Data rows ->

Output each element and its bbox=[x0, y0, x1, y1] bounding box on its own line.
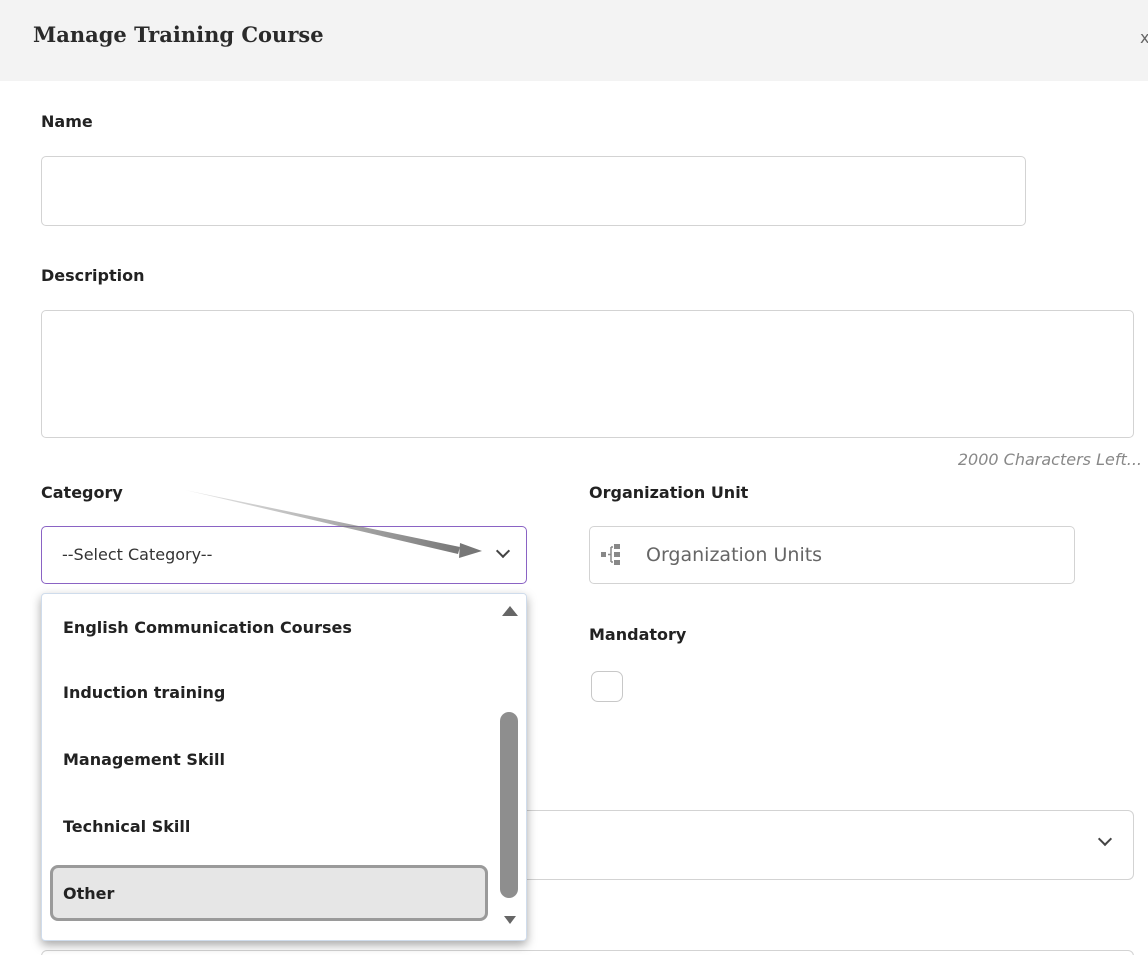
dropdown-option[interactable]: English Communication Courses bbox=[63, 618, 352, 637]
scroll-down-arrow-icon[interactable] bbox=[504, 916, 516, 924]
mandatory-checkbox[interactable] bbox=[591, 671, 623, 702]
description-label: Description bbox=[41, 266, 145, 285]
org-unit-label: Organization Unit bbox=[589, 483, 749, 502]
chevron-down-icon bbox=[1097, 831, 1113, 847]
category-dropdown-list[interactable]: English Communication Courses Induction … bbox=[41, 593, 527, 941]
dialog-title: Manage Training Course bbox=[33, 22, 324, 47]
description-textarea[interactable] bbox=[41, 310, 1134, 438]
mandatory-label: Mandatory bbox=[589, 625, 687, 644]
dropdown-option[interactable]: Induction training bbox=[63, 683, 225, 702]
name-input[interactable] bbox=[41, 156, 1026, 226]
chevron-down-icon bbox=[495, 543, 511, 559]
org-unit-input[interactable]: Organization Units bbox=[589, 526, 1075, 584]
bottom-field[interactable] bbox=[41, 950, 1134, 955]
dialog-header: Manage Training Course x bbox=[0, 0, 1148, 81]
category-label: Category bbox=[41, 483, 123, 502]
org-unit-placeholder: Organization Units bbox=[646, 544, 823, 566]
dropdown-option-label: Other bbox=[63, 884, 115, 903]
org-tree-icon bbox=[601, 544, 620, 565]
category-select-value: --Select Category-- bbox=[62, 545, 213, 564]
dropdown-scrollbar[interactable] bbox=[496, 594, 526, 940]
scroll-thumb[interactable] bbox=[500, 712, 518, 898]
char-count: 2000 Characters Left... bbox=[957, 450, 1142, 469]
close-icon[interactable]: x bbox=[1140, 28, 1148, 47]
dropdown-option[interactable]: Management Skill bbox=[63, 750, 225, 769]
scroll-up-arrow-icon[interactable] bbox=[502, 606, 518, 616]
secondary-select[interactable] bbox=[520, 810, 1134, 880]
name-label: Name bbox=[41, 112, 93, 131]
dropdown-option[interactable]: Technical Skill bbox=[63, 817, 190, 836]
category-select[interactable]: --Select Category-- bbox=[41, 526, 527, 584]
dropdown-option-highlighted[interactable]: Other bbox=[50, 865, 488, 921]
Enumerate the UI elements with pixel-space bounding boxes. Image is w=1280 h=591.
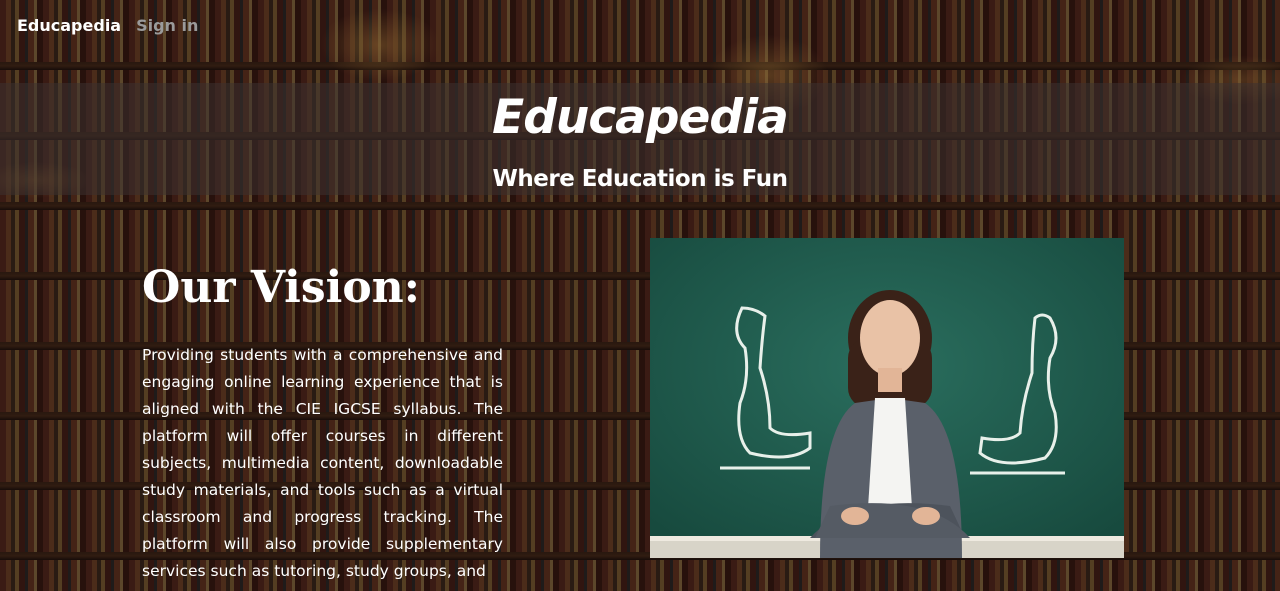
brand-link[interactable]: Educapedia bbox=[17, 16, 121, 35]
teacher-chalkboard-image bbox=[650, 238, 1124, 558]
vision-paragraph: Providing students with a comprehensive … bbox=[142, 346, 503, 580]
top-nav: Educapedia Sign in bbox=[17, 16, 198, 35]
hero-subtitle: Where Education is Fun bbox=[492, 166, 788, 192]
vision-heading: Our Vision: bbox=[142, 262, 420, 313]
hero-title: Educapedia bbox=[492, 90, 789, 145]
sign-in-link[interactable]: Sign in bbox=[136, 16, 198, 35]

Task instructions ->
Reproduce every line of the records above word for word, leaving out the pictures.

Full output ->
Output each element and its bbox=[x0, y0, x1, y1] bounding box on its own line.
dropdown-option[interactable]: English Communication Courses bbox=[63, 618, 352, 637]
scroll-down-arrow-icon[interactable] bbox=[504, 916, 516, 924]
mandatory-checkbox[interactable] bbox=[591, 671, 623, 702]
description-label: Description bbox=[41, 266, 145, 285]
org-unit-label: Organization Unit bbox=[589, 483, 749, 502]
chevron-down-icon bbox=[1097, 831, 1113, 847]
category-dropdown-list[interactable]: English Communication Courses Induction … bbox=[41, 593, 527, 941]
dialog-title: Manage Training Course bbox=[33, 22, 324, 47]
description-textarea[interactable] bbox=[41, 310, 1134, 438]
mandatory-label: Mandatory bbox=[589, 625, 687, 644]
dropdown-option[interactable]: Induction training bbox=[63, 683, 225, 702]
name-input[interactable] bbox=[41, 156, 1026, 226]
chevron-down-icon bbox=[495, 543, 511, 559]
org-unit-input[interactable]: Organization Units bbox=[589, 526, 1075, 584]
bottom-field[interactable] bbox=[41, 950, 1134, 955]
dialog-header: Manage Training Course x bbox=[0, 0, 1148, 81]
category-label: Category bbox=[41, 483, 123, 502]
org-unit-placeholder: Organization Units bbox=[646, 544, 823, 566]
dropdown-option-label: Other bbox=[63, 884, 115, 903]
org-tree-icon bbox=[601, 544, 620, 565]
category-select-value: --Select Category-- bbox=[62, 545, 213, 564]
dropdown-scrollbar[interactable] bbox=[496, 594, 526, 940]
scroll-thumb[interactable] bbox=[500, 712, 518, 898]
char-count: 2000 Characters Left... bbox=[957, 450, 1142, 469]
close-icon[interactable]: x bbox=[1140, 28, 1148, 47]
dropdown-option[interactable]: Management Skill bbox=[63, 750, 225, 769]
scroll-up-arrow-icon[interactable] bbox=[502, 606, 518, 616]
secondary-select[interactable] bbox=[520, 810, 1134, 880]
name-label: Name bbox=[41, 112, 93, 131]
dropdown-option[interactable]: Technical Skill bbox=[63, 817, 190, 836]
category-select[interactable]: --Select Category-- bbox=[41, 526, 527, 584]
dropdown-option-highlighted[interactable]: Other bbox=[50, 865, 488, 921]
Enumerate the UI elements with pixel-space bounding boxes. Image is w=1280 h=591.
brand-link[interactable]: Educapedia bbox=[17, 16, 121, 35]
teacher-chalkboard-image bbox=[650, 238, 1124, 558]
vision-paragraph: Providing students with a comprehensive … bbox=[142, 346, 503, 580]
top-nav: Educapedia Sign in bbox=[17, 16, 198, 35]
hero-subtitle: Where Education is Fun bbox=[492, 166, 788, 192]
vision-heading: Our Vision: bbox=[142, 262, 420, 313]
hero-title: Educapedia bbox=[492, 90, 789, 145]
sign-in-link[interactable]: Sign in bbox=[136, 16, 198, 35]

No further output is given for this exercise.